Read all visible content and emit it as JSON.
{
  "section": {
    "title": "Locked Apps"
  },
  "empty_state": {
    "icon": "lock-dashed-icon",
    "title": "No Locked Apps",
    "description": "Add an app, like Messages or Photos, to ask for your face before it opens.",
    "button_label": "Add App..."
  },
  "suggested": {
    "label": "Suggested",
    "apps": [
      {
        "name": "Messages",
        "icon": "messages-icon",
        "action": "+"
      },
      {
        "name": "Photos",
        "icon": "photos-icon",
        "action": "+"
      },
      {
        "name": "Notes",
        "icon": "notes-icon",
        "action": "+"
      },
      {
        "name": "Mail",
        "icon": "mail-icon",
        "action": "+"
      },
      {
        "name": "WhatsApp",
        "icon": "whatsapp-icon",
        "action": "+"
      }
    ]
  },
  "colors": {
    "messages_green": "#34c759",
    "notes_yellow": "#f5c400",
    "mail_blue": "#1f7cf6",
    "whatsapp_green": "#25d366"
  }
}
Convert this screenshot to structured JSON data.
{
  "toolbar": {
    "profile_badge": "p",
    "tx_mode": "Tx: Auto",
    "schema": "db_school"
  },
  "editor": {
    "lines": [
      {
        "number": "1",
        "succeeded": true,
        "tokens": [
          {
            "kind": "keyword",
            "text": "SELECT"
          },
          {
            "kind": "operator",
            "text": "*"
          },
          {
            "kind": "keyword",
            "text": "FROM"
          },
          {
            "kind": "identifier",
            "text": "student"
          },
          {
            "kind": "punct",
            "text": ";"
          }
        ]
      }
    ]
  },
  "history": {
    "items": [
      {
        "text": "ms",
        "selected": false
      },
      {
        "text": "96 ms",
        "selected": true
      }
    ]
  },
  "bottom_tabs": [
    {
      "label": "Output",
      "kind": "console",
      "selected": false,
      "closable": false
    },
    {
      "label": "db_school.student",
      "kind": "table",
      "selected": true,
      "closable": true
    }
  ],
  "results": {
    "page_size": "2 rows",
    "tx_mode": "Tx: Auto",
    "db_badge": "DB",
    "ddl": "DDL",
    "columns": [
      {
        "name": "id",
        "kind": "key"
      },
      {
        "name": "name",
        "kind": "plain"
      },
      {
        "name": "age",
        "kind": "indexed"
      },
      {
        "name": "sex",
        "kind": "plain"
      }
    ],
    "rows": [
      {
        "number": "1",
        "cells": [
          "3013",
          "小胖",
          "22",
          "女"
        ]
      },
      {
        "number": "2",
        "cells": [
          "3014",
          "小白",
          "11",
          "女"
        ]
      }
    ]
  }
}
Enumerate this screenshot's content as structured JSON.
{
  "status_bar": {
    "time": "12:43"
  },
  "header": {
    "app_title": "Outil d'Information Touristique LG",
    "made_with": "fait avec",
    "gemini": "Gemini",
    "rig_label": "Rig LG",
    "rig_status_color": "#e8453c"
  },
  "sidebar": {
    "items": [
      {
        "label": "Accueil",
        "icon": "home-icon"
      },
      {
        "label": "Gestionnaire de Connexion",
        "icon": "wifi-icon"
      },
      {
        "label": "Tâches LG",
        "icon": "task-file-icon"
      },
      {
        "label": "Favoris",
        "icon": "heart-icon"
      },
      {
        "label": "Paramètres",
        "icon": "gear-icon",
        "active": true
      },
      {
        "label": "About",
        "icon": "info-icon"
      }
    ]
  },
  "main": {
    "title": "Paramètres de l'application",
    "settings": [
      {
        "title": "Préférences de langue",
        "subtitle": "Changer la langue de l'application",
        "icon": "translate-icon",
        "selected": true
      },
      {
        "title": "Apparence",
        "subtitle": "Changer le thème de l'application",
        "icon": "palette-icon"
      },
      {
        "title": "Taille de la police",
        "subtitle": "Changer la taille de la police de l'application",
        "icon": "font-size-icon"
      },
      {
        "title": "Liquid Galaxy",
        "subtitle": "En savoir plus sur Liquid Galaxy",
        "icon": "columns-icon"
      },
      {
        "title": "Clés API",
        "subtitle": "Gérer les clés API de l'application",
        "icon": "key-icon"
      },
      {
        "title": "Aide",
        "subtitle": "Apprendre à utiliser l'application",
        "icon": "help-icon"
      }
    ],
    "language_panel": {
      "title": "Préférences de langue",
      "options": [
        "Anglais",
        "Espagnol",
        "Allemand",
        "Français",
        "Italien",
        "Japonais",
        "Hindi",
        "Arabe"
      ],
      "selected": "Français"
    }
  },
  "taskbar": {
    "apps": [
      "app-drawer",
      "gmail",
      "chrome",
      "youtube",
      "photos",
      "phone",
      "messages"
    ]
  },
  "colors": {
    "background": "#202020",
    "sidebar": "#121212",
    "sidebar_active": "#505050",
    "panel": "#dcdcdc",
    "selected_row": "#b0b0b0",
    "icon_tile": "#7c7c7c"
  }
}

- GIVEN EXERCISE:
From the records above, please extract every line and repeat it exactly.

- FINISHED TASK:
Read all visible content and emit it as JSON.
{
  "section": {
    "title": "Locked Apps"
  },
  "empty_state": {
    "icon": "lock-dashed-icon",
    "title": "No Locked Apps",
    "description": "Add an app, like Messages or Photos, to ask for your face before it opens.",
    "button_label": "Add App..."
  },
  "suggested": {
    "label": "Suggested",
    "apps": [
      {
        "name": "Messages",
        "icon": "messages-icon",
        "action": "+"
      },
      {
        "name": "Photos",
        "icon": "photos-icon",
        "action": "+"
      },
      {
        "name": "Notes",
        "icon": "notes-icon",
        "action": "+"
      },
      {
        "name": "Mail",
        "icon": "mail-icon",
        "action": "+"
      },
      {
        "name": "WhatsApp",
        "icon": "whatsapp-icon",
        "action": "+"
      }
    ]
  },
  "colors": {
    "messages_green": "#34c759",
    "notes_yellow": "#f5c400",
    "mail_blue": "#1f7cf6",
    "whatsapp_green": "#25d366"
  }
}
Convert this screenshot to structured JSON data.
{
  "toolbar": {
    "profile_badge": "p",
    "tx_mode": "Tx: Auto",
    "schema": "db_school"
  },
  "editor": {
    "lines": [
      {
        "number": "1",
        "succeeded": true,
        "tokens": [
          {
            "kind": "keyword",
            "text": "SELECT"
          },
          {
            "kind": "operator",
            "text": "*"
          },
          {
            "kind": "keyword",
            "text": "FROM"
          },
          {
            "kind": "identifier",
            "text": "student"
          },
          {
            "kind": "punct",
            "text": ";"
          }
        ]
      }
    ]
  },
  "history": {
    "items": [
      {
        "text": "ms",
        "selected": false
      },
      {
        "text": "96 ms",
        "selected": true
      }
    ]
  },
  "bottom_tabs": [
    {
      "label": "Output",
      "kind": "console",
      "selected": false,
      "closable": false
    },
    {
      "label": "db_school.student",
      "kind": "table",
      "selected": true,
      "closable": true
    }
  ],
  "results": {
    "page_size": "2 rows",
    "tx_mode": "Tx: Auto",
    "db_badge": "DB",
    "ddl": "DDL",
    "columns": [
      {
        "name": "id",
        "kind": "key"
      },
      {
        "name": "name",
        "kind": "plain"
      },
      {
        "name": "age",
        "kind": "indexed"
      },
      {
        "name": "sex",
        "kind": "plain"
      }
    ],
    "rows": [
      {
        "number": "1",
        "cells": [
          "3013",
          "小胖",
          "22",
          "女"
        ]
      },
      {
        "number": "2",
        "cells": [
          "3014",
          "小白",
          "11",
          "女"
        ]
      }
    ]
  }
}
Enumerate this screenshot's content as structured JSON.
{
  "status_bar": {
    "time": "12:43"
  },
  "header": {
    "app_title": "Outil d'Information Touristique LG",
    "made_with": "fait avec",
    "gemini": "Gemini",
    "rig_label": "Rig LG",
    "rig_status_color": "#e8453c"
  },
  "sidebar": {
    "items": [
      {
        "label": "Accueil",
        "icon": "home-icon"
      },
      {
        "label": "Gestionnaire de Connexion",
        "icon": "wifi-icon"
      },
      {
        "label": "Tâches LG",
        "icon": "task-file-icon"
      },
      {
        "label": "Favoris",
        "icon": "heart-icon"
      },
      {
        "label": "Paramètres",
        "icon": "gear-icon",
        "active": true
      },
      {
        "label": "About",
        "icon": "info-icon"
      }
    ]
  },
  "main": {
    "title": "Paramètres de l'application",
    "settings": [
      {
        "title": "Préférences de langue",
        "subtitle": "Changer la langue de l'application",
        "icon": "translate-icon",
        "selected": true
      },
      {
        "title": "Apparence",
        "subtitle": "Changer le thème de l'application",
        "icon": "palette-icon"
      },
      {
        "title": "Taille de la police",
        "subtitle": "Changer la taille de la police de l'application",
        "icon": "font-size-icon"
      },
      {
        "title": "Liquid Galaxy",
        "subtitle": "En savoir plus sur Liquid Galaxy",
        "icon": "columns-icon"
      },
      {
        "title": "Clés API",
        "subtitle": "Gérer les clés API de l'application",
        "icon": "key-icon"
      },
      {
        "title": "Aide",
        "subtitle": "Apprendre à utiliser l'application",
        "icon": "help-icon"
      }
    ],
    "language_panel": {
      "title": "Préférences de langue",
      "options": [
        "Anglais",
        "Espagnol",
        "Allemand",
        "Français",
        "Italien",
        "Japonais",
        "Hindi",
        "Arabe"
      ],
      "selected": "Français"
    }
  },
  "taskbar": {
    "apps": [
      "app-drawer",
      "gmail",
      "chrome",
      "youtube",
      "photos",
      "phone",
      "messages"
    ]
  },
  "colors": {
    "background": "#202020",
    "sidebar": "#121212",
    "sidebar_active": "#505050",
    "panel": "#dcdcdc",
    "selected_row": "#b0b0b0",
    "icon_tile": "#7c7c7c"
  }
}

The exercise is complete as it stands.